* [SHORT PROBLEM]:
Read the lines below and count those that have the word "signal". Respond with the number only.

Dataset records
· · · ·

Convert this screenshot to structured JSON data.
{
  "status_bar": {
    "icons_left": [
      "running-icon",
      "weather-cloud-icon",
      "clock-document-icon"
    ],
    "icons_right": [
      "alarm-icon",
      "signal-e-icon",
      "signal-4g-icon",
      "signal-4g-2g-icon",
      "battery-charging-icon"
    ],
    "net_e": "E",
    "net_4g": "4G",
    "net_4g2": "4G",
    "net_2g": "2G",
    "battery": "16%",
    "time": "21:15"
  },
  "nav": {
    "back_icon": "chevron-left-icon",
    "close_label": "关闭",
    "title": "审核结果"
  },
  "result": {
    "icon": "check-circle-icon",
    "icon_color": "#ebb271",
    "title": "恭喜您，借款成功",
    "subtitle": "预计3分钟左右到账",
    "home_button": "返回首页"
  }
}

· · · ·

* [CORRECT RESULT]:
3